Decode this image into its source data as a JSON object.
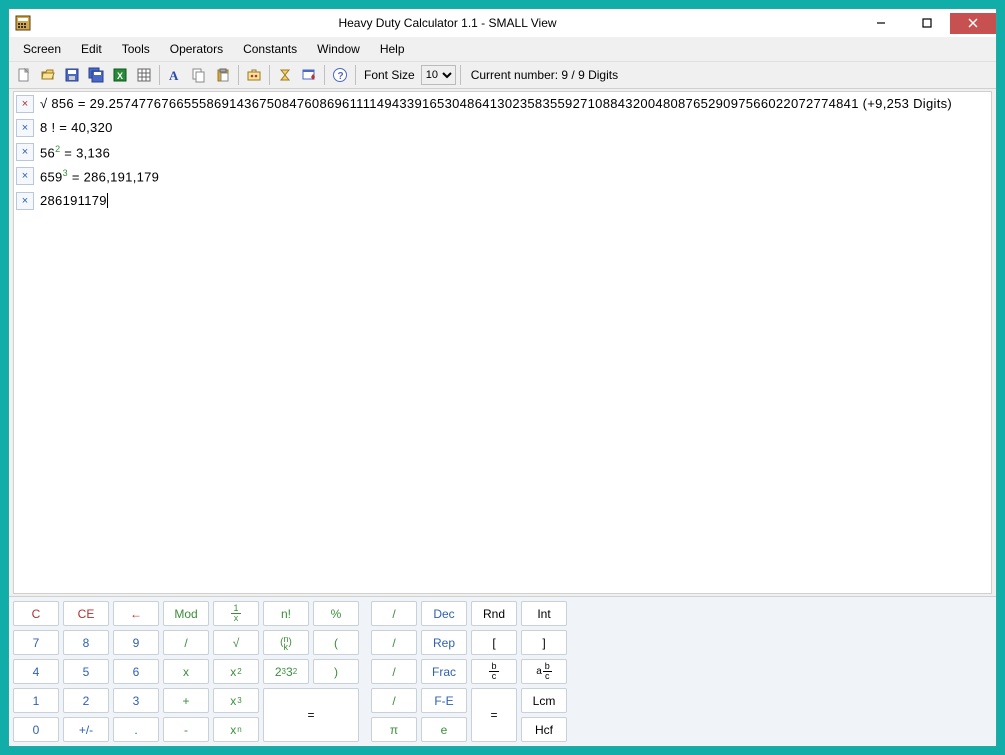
{
  "window": {
    "title": "Heavy Duty Calculator 1.1 - SMALL View"
  },
  "menu": {
    "items": [
      "Screen",
      "Edit",
      "Tools",
      "Operators",
      "Constants",
      "Window",
      "Help"
    ]
  },
  "toolbar": {
    "font_size_label": "Font Size",
    "font_size_value": "10",
    "status": "Current number: 9 / 9 Digits"
  },
  "history": [
    {
      "del_style": "red",
      "text": "√ 856 = 29.25747767665558691436750847608696111149433916530486413023583559271088432004808765290975660220727748​41 (+9,253 Digits)"
    },
    {
      "del_style": "blue",
      "text": "8 ! = 40,320"
    },
    {
      "del_style": "blue",
      "html": "56<sup class=\"sup-green\">2</sup> = 3,136"
    },
    {
      "del_style": "blue",
      "html": "659<sup class=\"sup-green\">3</sup> = 286,191,179"
    },
    {
      "del_style": "blue",
      "text": "286191179",
      "is_current": true
    }
  ],
  "keypad": {
    "left": [
      [
        {
          "label": "C",
          "cls": "c-red",
          "name": "key-clear"
        },
        {
          "label": "CE",
          "cls": "c-red",
          "name": "key-clear-entry"
        },
        {
          "label": "←",
          "cls": "c-red",
          "name": "key-backspace"
        },
        {
          "label": "Mod",
          "cls": "c-green",
          "name": "key-mod"
        },
        {
          "type": "frac",
          "num": "1",
          "den": "x",
          "cls": "c-green",
          "name": "key-reciprocal"
        },
        {
          "label": "n!",
          "cls": "c-green",
          "name": "key-factorial"
        },
        {
          "label": "%",
          "cls": "c-green",
          "name": "key-percent"
        }
      ],
      [
        {
          "label": "7",
          "cls": "c-blue",
          "name": "key-7"
        },
        {
          "label": "8",
          "cls": "c-blue",
          "name": "key-8"
        },
        {
          "label": "9",
          "cls": "c-blue",
          "name": "key-9"
        },
        {
          "label": "/",
          "cls": "c-green",
          "name": "key-divide"
        },
        {
          "label": "√",
          "cls": "c-green",
          "name": "key-sqrt"
        },
        {
          "type": "binom",
          "cls": "c-green",
          "name": "key-binomial"
        },
        {
          "label": "(",
          "cls": "c-green",
          "name": "key-paren-open"
        }
      ],
      [
        {
          "label": "4",
          "cls": "c-blue",
          "name": "key-4"
        },
        {
          "label": "5",
          "cls": "c-blue",
          "name": "key-5"
        },
        {
          "label": "6",
          "cls": "c-blue",
          "name": "key-6"
        },
        {
          "label": "x",
          "cls": "c-green",
          "name": "key-multiply"
        },
        {
          "type": "pow",
          "base": "x",
          "exp": "2",
          "cls": "c-green",
          "name": "key-square"
        },
        {
          "label": "2³3²",
          "cls": "c-green",
          "name": "key-prime-factor",
          "type": "pf"
        },
        {
          "label": ")",
          "cls": "c-green",
          "name": "key-paren-close"
        }
      ],
      [
        {
          "label": "1",
          "cls": "c-blue",
          "name": "key-1"
        },
        {
          "label": "2",
          "cls": "c-blue",
          "name": "key-2"
        },
        {
          "label": "3",
          "cls": "c-blue",
          "name": "key-3"
        },
        {
          "label": "+",
          "cls": "c-green",
          "name": "key-add"
        },
        {
          "type": "pow",
          "base": "x",
          "exp": "3",
          "cls": "c-green",
          "name": "key-cube"
        },
        {
          "label": "=",
          "cls": "c-black",
          "name": "key-equals",
          "row_span": 2,
          "col_span": 2
        }
      ],
      [
        {
          "label": "0",
          "cls": "c-blue",
          "name": "key-0"
        },
        {
          "label": "+/-",
          "cls": "c-blue",
          "name": "key-negate"
        },
        {
          "label": ".",
          "cls": "c-blue",
          "name": "key-decimal"
        },
        {
          "label": "-",
          "cls": "c-green",
          "name": "key-subtract"
        },
        {
          "type": "pow",
          "base": "x",
          "exp": "n",
          "cls": "c-green",
          "name": "key-power-n"
        }
      ]
    ],
    "right": [
      [
        {
          "label": "/",
          "cls": "c-green",
          "name": "key-r-slash-1"
        },
        {
          "label": "Dec",
          "cls": "c-blue",
          "name": "key-dec"
        },
        {
          "label": "Rnd",
          "cls": "c-black",
          "name": "key-rnd"
        },
        {
          "label": "Int",
          "cls": "c-black",
          "name": "key-int"
        }
      ],
      [
        {
          "label": "/",
          "cls": "c-green",
          "name": "key-r-slash-2"
        },
        {
          "label": "Rep",
          "cls": "c-blue",
          "name": "key-rep"
        },
        {
          "label": "[",
          "cls": "c-black",
          "name": "key-bracket-open"
        },
        {
          "label": "]",
          "cls": "c-black",
          "name": "key-bracket-close"
        }
      ],
      [
        {
          "label": "/",
          "cls": "c-green",
          "name": "key-r-slash-3"
        },
        {
          "label": "Frac",
          "cls": "c-blue",
          "name": "key-frac"
        },
        {
          "type": "frac",
          "num": "b",
          "den": "c",
          "cls": "c-black",
          "name": "key-b-over-c"
        },
        {
          "type": "mixed",
          "cls": "c-black",
          "name": "key-a-b-over-c"
        }
      ],
      [
        {
          "label": "/",
          "cls": "c-green",
          "name": "key-r-slash-4"
        },
        {
          "label": "F-E",
          "cls": "c-blue",
          "name": "key-f-e"
        },
        {
          "label": "=",
          "cls": "c-black",
          "name": "key-r-equals",
          "row_span": 2
        },
        {
          "label": "Lcm",
          "cls": "c-black",
          "name": "key-lcm"
        }
      ],
      [
        {
          "label": "π",
          "cls": "c-green",
          "name": "key-pi"
        },
        {
          "label": "e",
          "cls": "c-green",
          "name": "key-e"
        },
        null,
        {
          "label": "Hcf",
          "cls": "c-black",
          "name": "key-hcf"
        }
      ]
    ]
  }
}
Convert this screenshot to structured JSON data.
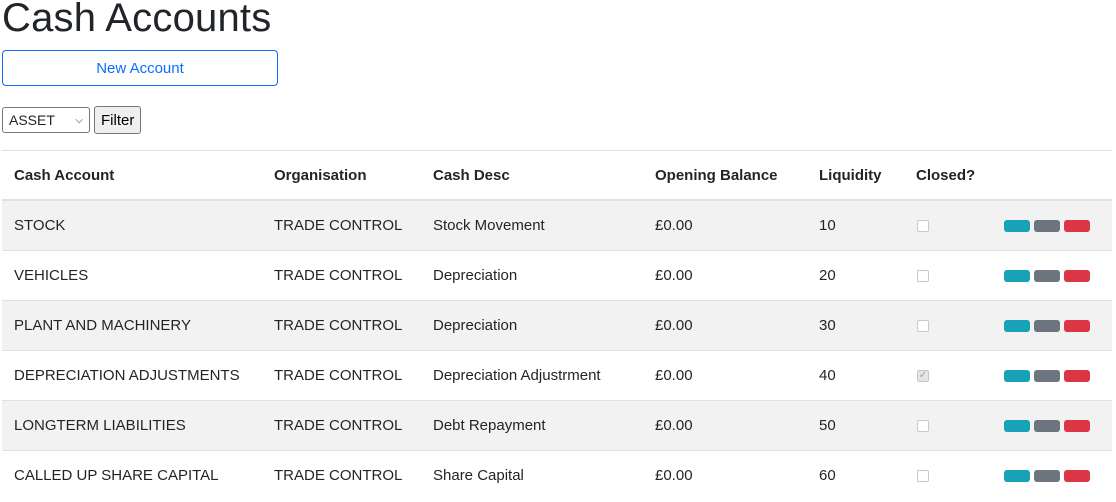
{
  "page": {
    "title": "Cash Accounts"
  },
  "toolbar": {
    "new_account_label": "New Account",
    "filter_value": "ASSET",
    "filter_button_label": "Filter"
  },
  "table": {
    "headers": [
      "Cash Account",
      "Organisation",
      "Cash Desc",
      "Opening Balance",
      "Liquidity",
      "Closed?"
    ],
    "rows": [
      {
        "account": "STOCK",
        "organisation": "TRADE CONTROL",
        "desc": "Stock Movement",
        "balance": "£0.00",
        "liquidity": "10",
        "closed": false
      },
      {
        "account": "VEHICLES",
        "organisation": "TRADE CONTROL",
        "desc": "Depreciation",
        "balance": "£0.00",
        "liquidity": "20",
        "closed": false
      },
      {
        "account": "PLANT AND MACHINERY",
        "organisation": "TRADE CONTROL",
        "desc": "Depreciation",
        "balance": "£0.00",
        "liquidity": "30",
        "closed": false
      },
      {
        "account": "DEPRECIATION ADJUSTMENTS",
        "organisation": "TRADE CONTROL",
        "desc": "Depreciation Adjustrment",
        "balance": "£0.00",
        "liquidity": "40",
        "closed": true
      },
      {
        "account": "LONGTERM LIABILITIES",
        "organisation": "TRADE CONTROL",
        "desc": "Debt Repayment",
        "balance": "£0.00",
        "liquidity": "50",
        "closed": false
      },
      {
        "account": "CALLED UP SHARE CAPITAL",
        "organisation": "TRADE CONTROL",
        "desc": "Share Capital",
        "balance": "£0.00",
        "liquidity": "60",
        "closed": false
      }
    ]
  },
  "colors": {
    "primary": "#0d6efd",
    "info": "#17a2b8",
    "secondary": "#6c757d",
    "danger": "#dc3545",
    "stripe": "#f2f2f2"
  },
  "icons": {
    "select_chevron": "chevron-down-icon",
    "checkbox_check": "check-icon"
  }
}
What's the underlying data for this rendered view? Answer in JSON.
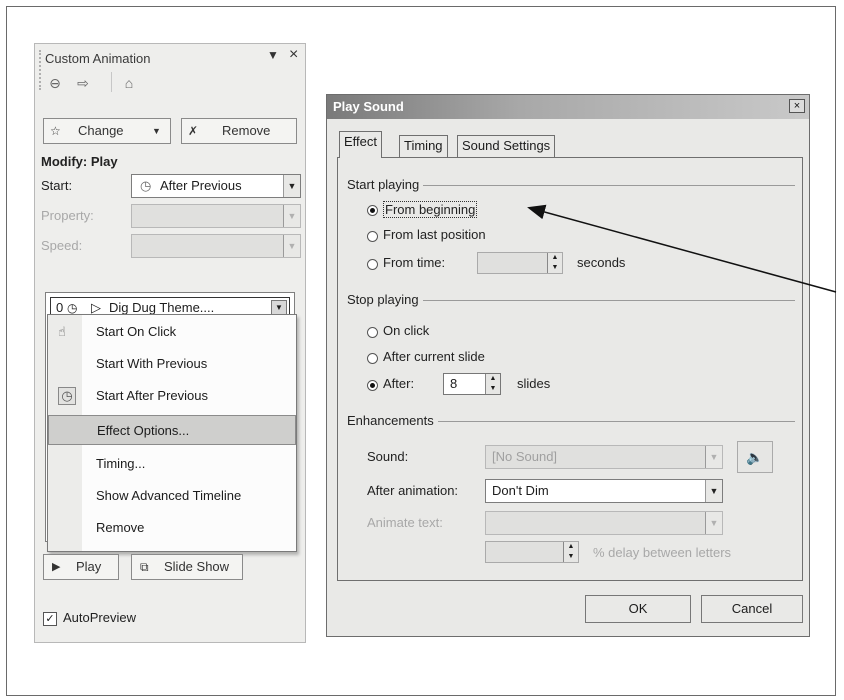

__Your task__: Copy each line in the data that holds the word "Cash".

__Solution to this exercise__:
    "title": "Cash Accounts"
      "Cash Account",
      "Cash Desc",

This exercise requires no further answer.